Apple lançou novo sistema de segurança na nuvem



Não é de hoje que as grandes empresas apostam suas fichas em segurança. Casos como o vazamento de senhas da Sony, em 2011 com o Playstation 3, ou com a recente falha na segurança do Twitter que divulgou uma lista de usuários e senhas, fazendo com que a empresa perca mais que usuários, despencando na credibilidade pública e empresarial.

Mas não são apenas os aparelhos de videogames ou grandes redes sociais que apostam nesta nova tendência. Os smartphones também são vítimas de fraudes e roubos, requerendo assim maior cuidado das empresas.



O Android, do gigante da web Google, foi o primeiro sistema operacional a implantar em suas funções uma checagem de segurança na ativação do aparelho. Com ele, é necessário ter uma conta no Gmail para veicular seu smartphone, poder bloqueá-lo à distância e acessar suas informações básicas. A possibilidade de colocar senhas em arquivos e aplicativos também é nativa no sistema operacional.

O Ubuntu, que recentemente anunciou sua ida ao mercado de telefonia móvel, já divulgou que seu sistema de segurança será dos melhores – e mais prático. Sem burocracia para defender suas informações.

Até o momento tudo que a Apple tinha era apenas um sistema de senha para acessar o smartphone, mas nada para defender os arquivos pessoais em nuvem, com o seu sistema iCloud. Mas isso mudou.

[Material de origem]
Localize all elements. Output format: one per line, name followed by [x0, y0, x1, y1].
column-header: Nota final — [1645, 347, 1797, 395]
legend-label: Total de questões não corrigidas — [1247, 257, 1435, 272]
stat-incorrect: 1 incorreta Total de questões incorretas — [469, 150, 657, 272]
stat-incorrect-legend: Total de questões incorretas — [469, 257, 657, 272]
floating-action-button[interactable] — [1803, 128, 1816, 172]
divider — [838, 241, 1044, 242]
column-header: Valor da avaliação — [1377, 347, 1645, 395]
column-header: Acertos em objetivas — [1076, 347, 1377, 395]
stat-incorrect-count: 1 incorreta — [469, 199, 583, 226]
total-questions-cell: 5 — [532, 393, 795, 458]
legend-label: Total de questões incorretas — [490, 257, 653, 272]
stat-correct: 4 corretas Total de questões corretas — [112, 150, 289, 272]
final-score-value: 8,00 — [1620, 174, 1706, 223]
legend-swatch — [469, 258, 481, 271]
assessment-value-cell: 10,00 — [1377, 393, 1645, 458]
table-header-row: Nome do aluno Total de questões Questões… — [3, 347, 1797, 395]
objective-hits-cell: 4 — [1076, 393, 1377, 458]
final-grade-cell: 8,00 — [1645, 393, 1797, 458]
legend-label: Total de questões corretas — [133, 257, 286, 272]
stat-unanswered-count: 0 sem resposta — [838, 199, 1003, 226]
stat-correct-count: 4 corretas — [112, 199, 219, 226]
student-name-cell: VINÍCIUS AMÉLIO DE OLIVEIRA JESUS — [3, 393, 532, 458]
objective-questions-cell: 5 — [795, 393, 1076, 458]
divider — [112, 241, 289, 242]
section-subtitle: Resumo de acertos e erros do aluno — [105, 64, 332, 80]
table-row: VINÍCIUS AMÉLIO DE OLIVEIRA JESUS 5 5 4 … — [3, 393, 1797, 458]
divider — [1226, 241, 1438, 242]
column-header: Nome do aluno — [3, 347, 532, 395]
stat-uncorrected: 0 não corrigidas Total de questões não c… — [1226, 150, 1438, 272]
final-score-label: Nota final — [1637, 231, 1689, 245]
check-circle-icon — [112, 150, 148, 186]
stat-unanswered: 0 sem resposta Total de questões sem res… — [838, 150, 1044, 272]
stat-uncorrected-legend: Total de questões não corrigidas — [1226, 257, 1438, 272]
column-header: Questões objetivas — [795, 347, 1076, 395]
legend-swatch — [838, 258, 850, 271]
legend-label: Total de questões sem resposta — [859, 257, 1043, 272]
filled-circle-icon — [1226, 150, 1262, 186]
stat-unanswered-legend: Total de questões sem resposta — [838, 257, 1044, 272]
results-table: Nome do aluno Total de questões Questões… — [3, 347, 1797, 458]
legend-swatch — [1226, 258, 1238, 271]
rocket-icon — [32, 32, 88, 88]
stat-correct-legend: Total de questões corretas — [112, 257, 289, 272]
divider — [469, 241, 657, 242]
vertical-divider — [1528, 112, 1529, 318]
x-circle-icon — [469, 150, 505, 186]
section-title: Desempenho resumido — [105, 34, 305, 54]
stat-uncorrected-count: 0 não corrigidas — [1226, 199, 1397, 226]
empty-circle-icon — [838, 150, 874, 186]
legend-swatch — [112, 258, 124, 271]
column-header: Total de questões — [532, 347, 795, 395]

[Tarefa proposta] Reproduza na íntegra o texto sobre o novo sistema de segurança da Apple, sem alterar nenhuma palavra nem a pontuação.

[Resolução do exercício]
Apple lançou novo sistema de segurança na nuvem



Não é de hoje que as grandes empresas apostam suas fichas em segurança. Casos como o vazamento de senhas da Sony, em 2011 com o Playstation 3, ou com a recente falha na segurança do Twitter que divulgou uma lista de usuários e senhas, fazendo com que a empresa perca mais que usuários, despencando na credibilidade pública e empresarial.

Mas não são apenas os aparelhos de videogames ou grandes redes sociais que apostam nesta nova tendência. Os smartphones também são vítimas de fraudes e roubos, requerendo assim maior cuidado das empresas.



O Android, do gigante da web Google, foi o primeiro sistema operacional a implantar em suas funções uma checagem de segurança na ativação do aparelho. Com ele, é necessário ter uma conta no Gmail para veicular seu smartphone, poder bloqueá-lo à distância e acessar suas informações básicas. A possibilidade de colocar senhas em arquivos e aplicativos também é nativa no sistema operacional.

O Ubuntu, que recentemente anunciou sua ida ao mercado de telefonia móvel, já divulgou que seu sistema de segurança será dos melhores – e mais prático. Sem burocracia para defender suas informações.

Até o momento tudo que a Apple tinha era apenas um sistema de senha para acessar o smartphone, mas nada para defender os arquivos pessoais em nuvem, com o seu sistema iCloud. Mas isso mudou.